* Input data
==================================================
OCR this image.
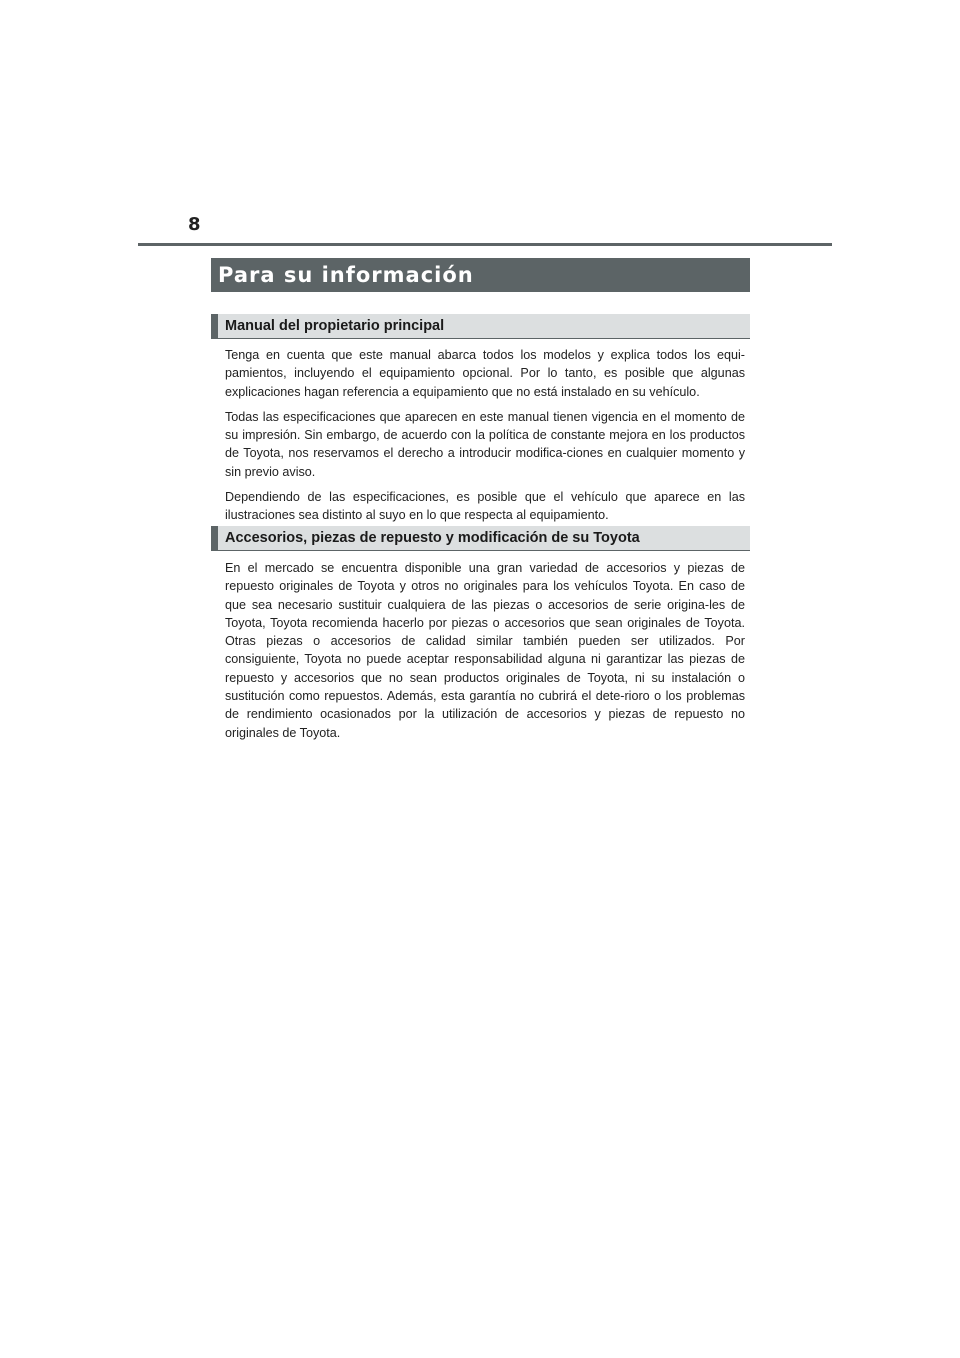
8
Para su información
Manual del propietario principal

Tenga en cuenta que este manual abarca todos los modelos y explica todos los equi-pamientos, incluyendo el equipamiento opcional. Por lo tanto, es posible que algunas explicaciones hagan referencia a equipamiento que no está instalado en su vehículo.

Todas las especificaciones que aparecen en este manual tienen vigencia en el momento de su impresión. Sin embargo, de acuerdo con la política de constante mejora en los productos de Toyota, nos reservamos el derecho a introducir modifica-ciones en cualquier momento y sin previo aviso.

Dependiendo de las especificaciones, es posible que el vehículo que aparece en las ilustraciones sea distinto al suyo en lo que respecta al equipamiento.

Accesorios, piezas de repuesto y modificación de su Toyota

En el mercado se encuentra disponible una gran variedad de accesorios y piezas de repuesto originales de Toyota y otros no originales para los vehículos Toyota. En caso de que sea necesario sustituir cualquiera de las piezas o accesorios de serie origina-les de Toyota, Toyota recomienda hacerlo por piezas o accesorios que sean originales de Toyota. Otras piezas o accesorios de calidad similar también pueden ser utilizados. Por consiguiente, Toyota no puede aceptar responsabilidad alguna ni garantizar las piezas de repuesto y accesorios que no sean productos originales de Toyota, ni su instalación o sustitución como repuestos. Además, esta garantía no cubrirá el dete-rioro o los problemas de rendimiento ocasionados por la utilización de accesorios y piezas de repuesto no originales de Toyota.
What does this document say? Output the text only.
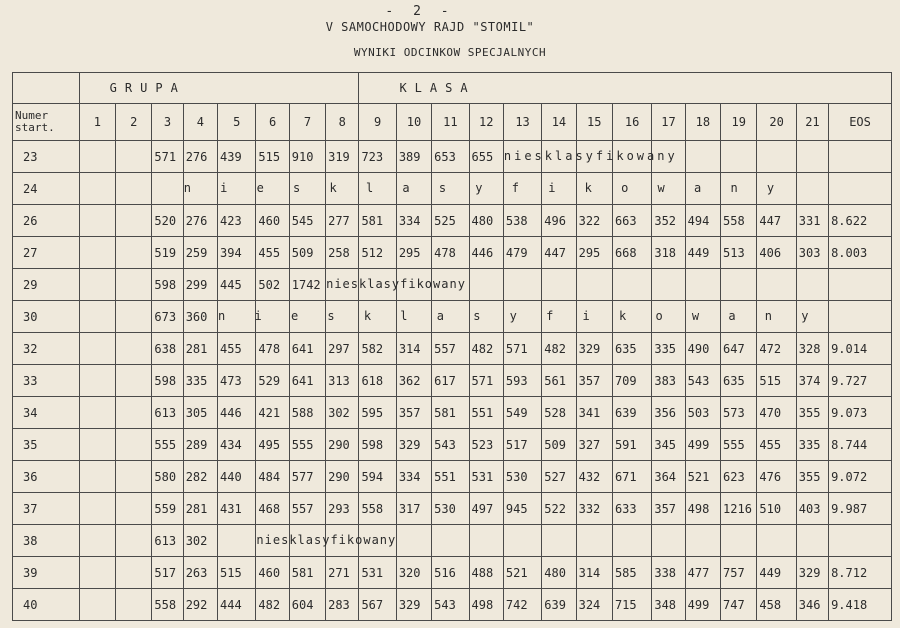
- 2 -
V SAMOCHODOWY RAJD "STOMIL"
WYNIKI ODCINKOW SPECJALNYCH
	GRUPA								KLASA													
Numer
start.	1	2	3	4	5	6	7	8	9	10	11	12	13	14	15	16	17	18	19	20	21	EOS
23			571	276	439	515	910	319	723	389	653	655	niesklasyfikowany									

24				n i e s k l a s y f i k o w a n y																		

26			520	276	423	460	545	277	581	334	525	480	538	496	322	663	352	494	558	447	331	8.622
27			519	259	394	455	509	258	512	295	478	446	479	447	295	668	318	449	513	406	303	8.003
29			598	299	445	502	1742	niesklasyfikowany														

30			673	360	n i e s k l a s y f i k o w a n y																	

32			638	281	455	478	641	297	582	314	557	482	571	482	329	635	335	490	647	472	328	9.014
33			598	335	473	529	641	313	618	362	617	571	593	561	357	709	383	543	635	515	374	9.727
34			613	305	446	421	588	302	595	357	581	551	549	528	341	639	356	503	573	470	355	9.073
35			555	289	434	495	555	290	598	329	543	523	517	509	327	591	345	499	555	455	335	8.744
36			580	282	440	484	577	290	594	334	551	531	530	527	432	671	364	521	623	476	355	9.072
37			559	281	431	468	557	293	558	317	530	497	945	522	332	633	357	498	1216	510	403	9.987
38			613	302		niesklasyfikowany																

39			517	263	515	460	581	271	531	320	516	488	521	480	314	585	338	477	757	449	329	8.712
40			558	292	444	482	604	283	567	329	543	498	742	639	324	715	348	499	747	458	346	9.418
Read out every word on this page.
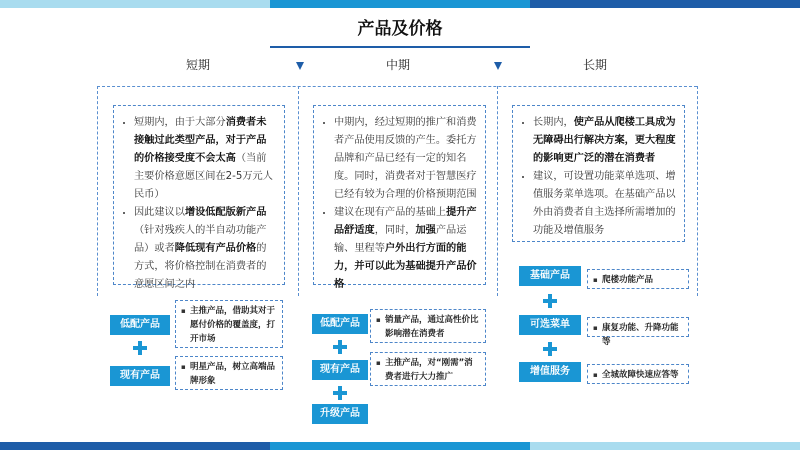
产品及价格
短期	中期	长期
• 短期内，由于大部分消费者未接触过此类型产品，对于产品的价格接受度不会太高（当前主要价格意愿区间在2-5万元人民币）
• 因此建议以增设低配版新产品（针对残疾人的半自动功能产品）或者降低现有产品价格的方式，将价格控制在消费者的意愿区间之内
低配产品
现有产品
▪ 主推产品，借助其对于愿付价格的覆盖度，打开市场
▪ 明星产品，树立高端品牌形象
• 中期内，经过短期的推广和消费者产品使用反馈的产生。委托方品牌和产品已经有一定的知名度。同时，消费者对于智慧医疗已经有较为合理的价格预期范围
• 建议在现有产品的基础上提升产品舒适度，同时，加强产品运输、里程等户外出行方面的能力，并可以此为基础提升产品价格
低配产品
现有产品
升级产品
▪ 销量产品，通过高性价比影响潜在消费者
▪ 主推产品，对“刚需”消费者进行大力推广
• 长期内，使产品从爬楼工具成为无障碍出行解决方案，更大程度的影响更广泛的潜在消费者
• 建议，可设置功能菜单选项、增值服务菜单选项。在基础产品以外由消费者自主选择所需增加的功能及增值服务
基础产品
可选菜单
增值服务
▪ 爬楼功能产品
▪ 康复功能、升降功能等
▪ 全城故障快速应答等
==================================================
Only the number is wanted: count the lines of the records that hold the word "posible".

* Output of the exercise
2